_Exercise brief_
Which lines have the string "image"? Copy all of them from the entries below.

[Material start]

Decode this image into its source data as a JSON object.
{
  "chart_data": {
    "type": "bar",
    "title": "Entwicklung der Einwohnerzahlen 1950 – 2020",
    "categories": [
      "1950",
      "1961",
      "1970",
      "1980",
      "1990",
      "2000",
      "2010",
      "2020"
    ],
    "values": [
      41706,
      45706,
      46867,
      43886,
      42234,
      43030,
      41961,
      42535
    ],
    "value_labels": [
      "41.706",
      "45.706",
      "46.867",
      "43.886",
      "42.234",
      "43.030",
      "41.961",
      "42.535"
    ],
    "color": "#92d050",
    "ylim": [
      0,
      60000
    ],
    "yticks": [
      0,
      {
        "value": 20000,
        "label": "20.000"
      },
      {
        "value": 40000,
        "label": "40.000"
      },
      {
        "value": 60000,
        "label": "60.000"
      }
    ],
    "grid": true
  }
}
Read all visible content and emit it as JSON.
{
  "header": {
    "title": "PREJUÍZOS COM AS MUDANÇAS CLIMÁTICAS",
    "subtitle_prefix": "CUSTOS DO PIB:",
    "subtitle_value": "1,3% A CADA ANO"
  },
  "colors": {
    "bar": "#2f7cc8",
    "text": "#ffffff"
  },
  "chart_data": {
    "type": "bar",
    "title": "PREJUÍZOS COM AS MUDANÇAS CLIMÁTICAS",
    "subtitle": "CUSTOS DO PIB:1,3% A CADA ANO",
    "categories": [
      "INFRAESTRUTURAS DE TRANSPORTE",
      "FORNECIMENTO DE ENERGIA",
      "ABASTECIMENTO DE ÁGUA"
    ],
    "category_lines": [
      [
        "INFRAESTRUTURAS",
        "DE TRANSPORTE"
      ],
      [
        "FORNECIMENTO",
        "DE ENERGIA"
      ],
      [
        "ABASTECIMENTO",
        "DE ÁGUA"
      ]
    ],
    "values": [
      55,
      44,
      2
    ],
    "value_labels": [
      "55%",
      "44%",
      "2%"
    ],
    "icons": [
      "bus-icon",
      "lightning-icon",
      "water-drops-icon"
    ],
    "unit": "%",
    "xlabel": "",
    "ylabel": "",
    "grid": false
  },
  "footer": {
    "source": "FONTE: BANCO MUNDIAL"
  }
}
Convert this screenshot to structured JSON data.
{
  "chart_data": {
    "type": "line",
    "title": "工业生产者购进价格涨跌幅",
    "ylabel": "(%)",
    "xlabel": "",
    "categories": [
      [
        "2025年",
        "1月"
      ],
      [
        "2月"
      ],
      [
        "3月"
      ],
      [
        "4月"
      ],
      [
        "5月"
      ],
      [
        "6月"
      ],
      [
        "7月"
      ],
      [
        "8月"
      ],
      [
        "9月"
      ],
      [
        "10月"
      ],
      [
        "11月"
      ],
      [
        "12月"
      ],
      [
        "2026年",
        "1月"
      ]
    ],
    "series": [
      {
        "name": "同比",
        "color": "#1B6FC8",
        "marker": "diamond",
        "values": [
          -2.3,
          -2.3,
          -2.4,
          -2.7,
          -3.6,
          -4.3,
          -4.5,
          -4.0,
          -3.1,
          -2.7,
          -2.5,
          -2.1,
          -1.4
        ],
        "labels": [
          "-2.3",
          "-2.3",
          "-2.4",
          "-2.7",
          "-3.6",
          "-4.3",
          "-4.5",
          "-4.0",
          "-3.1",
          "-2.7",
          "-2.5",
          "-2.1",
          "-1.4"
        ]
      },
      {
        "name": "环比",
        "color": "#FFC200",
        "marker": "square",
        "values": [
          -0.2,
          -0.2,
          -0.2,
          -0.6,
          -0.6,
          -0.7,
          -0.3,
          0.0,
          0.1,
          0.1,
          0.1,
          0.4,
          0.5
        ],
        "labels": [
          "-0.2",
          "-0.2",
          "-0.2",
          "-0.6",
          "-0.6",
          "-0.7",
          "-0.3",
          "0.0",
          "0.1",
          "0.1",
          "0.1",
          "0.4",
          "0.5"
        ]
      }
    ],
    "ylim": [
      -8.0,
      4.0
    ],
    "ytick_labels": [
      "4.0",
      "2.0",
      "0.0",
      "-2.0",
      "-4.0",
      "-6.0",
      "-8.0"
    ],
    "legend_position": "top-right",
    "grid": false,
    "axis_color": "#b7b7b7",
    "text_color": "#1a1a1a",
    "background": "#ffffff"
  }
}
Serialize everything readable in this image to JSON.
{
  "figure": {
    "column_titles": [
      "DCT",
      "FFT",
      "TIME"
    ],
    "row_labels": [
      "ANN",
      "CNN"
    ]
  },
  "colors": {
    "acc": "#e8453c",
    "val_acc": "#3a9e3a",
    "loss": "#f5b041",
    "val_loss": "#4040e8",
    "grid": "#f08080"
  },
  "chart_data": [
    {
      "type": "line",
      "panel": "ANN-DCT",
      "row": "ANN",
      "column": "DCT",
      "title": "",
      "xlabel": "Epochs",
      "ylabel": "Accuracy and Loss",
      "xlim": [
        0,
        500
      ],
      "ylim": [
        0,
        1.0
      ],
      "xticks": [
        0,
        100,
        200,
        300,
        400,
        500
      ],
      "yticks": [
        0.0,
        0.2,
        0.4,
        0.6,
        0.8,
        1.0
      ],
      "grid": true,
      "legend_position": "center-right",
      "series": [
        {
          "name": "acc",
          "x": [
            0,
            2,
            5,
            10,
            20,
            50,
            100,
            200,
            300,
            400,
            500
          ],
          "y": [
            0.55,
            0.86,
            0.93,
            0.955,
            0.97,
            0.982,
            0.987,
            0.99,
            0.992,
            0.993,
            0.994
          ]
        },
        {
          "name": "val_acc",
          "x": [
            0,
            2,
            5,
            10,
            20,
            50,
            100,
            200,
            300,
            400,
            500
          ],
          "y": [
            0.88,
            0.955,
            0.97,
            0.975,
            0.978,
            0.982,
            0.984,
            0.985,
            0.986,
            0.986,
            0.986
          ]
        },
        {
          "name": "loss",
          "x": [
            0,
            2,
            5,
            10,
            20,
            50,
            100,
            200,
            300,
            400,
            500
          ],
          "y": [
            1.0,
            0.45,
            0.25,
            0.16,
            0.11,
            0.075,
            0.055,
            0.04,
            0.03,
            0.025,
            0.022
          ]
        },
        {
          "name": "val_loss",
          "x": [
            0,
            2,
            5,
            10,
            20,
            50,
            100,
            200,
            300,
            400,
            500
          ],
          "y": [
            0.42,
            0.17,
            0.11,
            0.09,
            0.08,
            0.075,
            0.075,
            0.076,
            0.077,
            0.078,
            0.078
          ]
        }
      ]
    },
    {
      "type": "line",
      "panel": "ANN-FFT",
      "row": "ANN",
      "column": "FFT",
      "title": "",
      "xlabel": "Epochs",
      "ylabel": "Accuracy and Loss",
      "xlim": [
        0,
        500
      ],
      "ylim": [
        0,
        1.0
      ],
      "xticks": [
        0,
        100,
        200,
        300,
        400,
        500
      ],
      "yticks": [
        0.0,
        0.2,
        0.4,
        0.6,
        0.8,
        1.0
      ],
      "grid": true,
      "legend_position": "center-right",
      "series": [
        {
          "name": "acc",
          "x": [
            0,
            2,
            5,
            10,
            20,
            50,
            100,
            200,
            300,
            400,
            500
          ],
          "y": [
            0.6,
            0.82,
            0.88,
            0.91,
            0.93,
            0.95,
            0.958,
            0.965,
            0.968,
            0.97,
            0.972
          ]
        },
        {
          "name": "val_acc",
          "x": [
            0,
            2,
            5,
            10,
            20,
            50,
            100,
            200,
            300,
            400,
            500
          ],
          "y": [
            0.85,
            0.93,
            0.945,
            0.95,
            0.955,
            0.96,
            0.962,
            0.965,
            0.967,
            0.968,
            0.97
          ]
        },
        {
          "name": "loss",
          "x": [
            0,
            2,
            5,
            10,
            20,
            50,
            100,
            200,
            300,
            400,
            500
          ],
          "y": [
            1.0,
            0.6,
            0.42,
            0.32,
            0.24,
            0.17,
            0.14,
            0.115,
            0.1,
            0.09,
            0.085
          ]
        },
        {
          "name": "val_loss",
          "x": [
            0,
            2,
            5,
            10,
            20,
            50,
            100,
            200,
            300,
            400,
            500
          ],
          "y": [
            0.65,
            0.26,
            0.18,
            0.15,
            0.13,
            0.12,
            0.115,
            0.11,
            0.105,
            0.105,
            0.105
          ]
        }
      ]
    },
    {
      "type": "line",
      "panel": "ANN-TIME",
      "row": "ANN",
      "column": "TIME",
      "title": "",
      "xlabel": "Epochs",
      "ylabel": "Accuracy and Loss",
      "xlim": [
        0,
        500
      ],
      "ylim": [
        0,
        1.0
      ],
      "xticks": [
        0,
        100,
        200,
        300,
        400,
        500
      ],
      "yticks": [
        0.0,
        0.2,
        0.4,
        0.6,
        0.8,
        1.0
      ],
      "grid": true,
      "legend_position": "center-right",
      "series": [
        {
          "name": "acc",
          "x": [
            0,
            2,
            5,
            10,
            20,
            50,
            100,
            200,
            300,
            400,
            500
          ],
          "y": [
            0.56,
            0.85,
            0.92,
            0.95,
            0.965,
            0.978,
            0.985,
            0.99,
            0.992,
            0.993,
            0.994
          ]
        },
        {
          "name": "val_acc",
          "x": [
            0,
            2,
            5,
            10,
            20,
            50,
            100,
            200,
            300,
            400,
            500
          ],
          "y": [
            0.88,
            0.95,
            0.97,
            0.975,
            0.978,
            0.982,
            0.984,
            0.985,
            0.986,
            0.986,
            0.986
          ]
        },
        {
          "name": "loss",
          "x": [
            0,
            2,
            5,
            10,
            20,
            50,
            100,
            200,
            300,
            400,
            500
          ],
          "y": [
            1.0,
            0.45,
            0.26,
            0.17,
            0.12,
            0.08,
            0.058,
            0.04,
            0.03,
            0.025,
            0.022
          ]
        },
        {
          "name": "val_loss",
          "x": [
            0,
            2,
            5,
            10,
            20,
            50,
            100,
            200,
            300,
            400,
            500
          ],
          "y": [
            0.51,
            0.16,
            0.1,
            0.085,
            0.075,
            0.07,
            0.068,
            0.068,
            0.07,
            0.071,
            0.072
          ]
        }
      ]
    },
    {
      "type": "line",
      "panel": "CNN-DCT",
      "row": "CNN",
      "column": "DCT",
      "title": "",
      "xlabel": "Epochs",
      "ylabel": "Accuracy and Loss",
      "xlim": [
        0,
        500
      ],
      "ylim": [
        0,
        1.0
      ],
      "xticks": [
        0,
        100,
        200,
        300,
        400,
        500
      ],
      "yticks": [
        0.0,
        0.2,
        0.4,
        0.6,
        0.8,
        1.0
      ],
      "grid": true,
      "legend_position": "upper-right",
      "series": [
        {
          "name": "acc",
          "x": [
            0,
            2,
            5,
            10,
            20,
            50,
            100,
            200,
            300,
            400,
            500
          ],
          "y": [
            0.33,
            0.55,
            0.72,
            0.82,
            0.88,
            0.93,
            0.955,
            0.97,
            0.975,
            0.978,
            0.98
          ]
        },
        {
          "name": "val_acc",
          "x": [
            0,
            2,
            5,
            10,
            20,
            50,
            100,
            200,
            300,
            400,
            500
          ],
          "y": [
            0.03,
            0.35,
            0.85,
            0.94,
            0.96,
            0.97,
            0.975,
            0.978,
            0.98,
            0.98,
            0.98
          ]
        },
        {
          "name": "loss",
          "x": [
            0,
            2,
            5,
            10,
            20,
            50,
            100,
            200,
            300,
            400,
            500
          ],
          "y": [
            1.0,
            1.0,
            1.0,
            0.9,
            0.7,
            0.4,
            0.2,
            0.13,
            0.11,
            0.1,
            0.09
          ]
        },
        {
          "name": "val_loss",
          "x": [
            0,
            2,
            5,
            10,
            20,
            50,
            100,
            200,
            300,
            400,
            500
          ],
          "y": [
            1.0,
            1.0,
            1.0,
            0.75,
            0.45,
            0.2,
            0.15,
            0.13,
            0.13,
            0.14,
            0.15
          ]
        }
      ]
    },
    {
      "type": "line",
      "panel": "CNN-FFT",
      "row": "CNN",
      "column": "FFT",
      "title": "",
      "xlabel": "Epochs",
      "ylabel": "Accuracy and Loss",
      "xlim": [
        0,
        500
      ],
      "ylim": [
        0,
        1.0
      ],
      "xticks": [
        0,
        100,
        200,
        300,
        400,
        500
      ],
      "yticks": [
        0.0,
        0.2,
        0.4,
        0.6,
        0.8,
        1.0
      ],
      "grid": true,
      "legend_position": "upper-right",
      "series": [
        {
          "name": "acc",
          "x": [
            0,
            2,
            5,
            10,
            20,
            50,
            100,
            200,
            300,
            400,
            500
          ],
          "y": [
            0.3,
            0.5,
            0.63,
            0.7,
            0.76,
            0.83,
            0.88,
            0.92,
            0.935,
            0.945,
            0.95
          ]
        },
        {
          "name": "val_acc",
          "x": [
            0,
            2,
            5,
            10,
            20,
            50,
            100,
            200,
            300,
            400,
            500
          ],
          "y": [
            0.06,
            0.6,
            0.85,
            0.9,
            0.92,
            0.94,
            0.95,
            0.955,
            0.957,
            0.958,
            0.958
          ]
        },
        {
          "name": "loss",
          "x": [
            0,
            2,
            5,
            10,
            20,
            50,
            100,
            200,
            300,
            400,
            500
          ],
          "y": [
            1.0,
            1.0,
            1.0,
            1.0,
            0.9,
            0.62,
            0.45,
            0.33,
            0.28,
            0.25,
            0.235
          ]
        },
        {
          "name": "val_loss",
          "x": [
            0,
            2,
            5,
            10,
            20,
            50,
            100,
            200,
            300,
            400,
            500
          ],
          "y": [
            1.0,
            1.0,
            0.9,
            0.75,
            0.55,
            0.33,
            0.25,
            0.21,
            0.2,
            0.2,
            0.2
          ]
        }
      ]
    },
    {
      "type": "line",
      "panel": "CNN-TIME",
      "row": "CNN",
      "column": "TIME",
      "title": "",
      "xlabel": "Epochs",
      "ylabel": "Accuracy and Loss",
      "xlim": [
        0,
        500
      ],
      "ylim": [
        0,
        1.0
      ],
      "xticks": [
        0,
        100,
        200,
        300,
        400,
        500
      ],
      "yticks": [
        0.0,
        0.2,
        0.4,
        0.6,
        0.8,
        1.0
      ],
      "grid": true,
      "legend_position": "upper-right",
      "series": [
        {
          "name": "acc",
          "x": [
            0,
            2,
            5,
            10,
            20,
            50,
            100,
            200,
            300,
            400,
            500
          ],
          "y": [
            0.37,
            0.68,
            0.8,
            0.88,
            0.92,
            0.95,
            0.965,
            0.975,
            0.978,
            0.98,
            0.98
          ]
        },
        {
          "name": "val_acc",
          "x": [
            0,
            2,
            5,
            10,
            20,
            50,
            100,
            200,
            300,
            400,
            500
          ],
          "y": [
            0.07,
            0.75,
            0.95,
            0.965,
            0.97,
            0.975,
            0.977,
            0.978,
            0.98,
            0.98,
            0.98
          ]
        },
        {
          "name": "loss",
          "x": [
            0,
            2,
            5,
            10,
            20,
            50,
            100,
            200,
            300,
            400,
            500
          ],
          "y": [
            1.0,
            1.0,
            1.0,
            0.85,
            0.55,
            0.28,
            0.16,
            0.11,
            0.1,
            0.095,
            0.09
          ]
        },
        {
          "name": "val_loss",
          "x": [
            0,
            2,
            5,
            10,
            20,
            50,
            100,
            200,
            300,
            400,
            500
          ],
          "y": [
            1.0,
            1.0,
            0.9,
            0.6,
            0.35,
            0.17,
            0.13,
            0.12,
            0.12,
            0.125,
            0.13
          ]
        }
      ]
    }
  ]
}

[Material end]

_Reply to the task_
Decode this image into its source data as a JSON object.
Serialize everything readable in this image to JSON.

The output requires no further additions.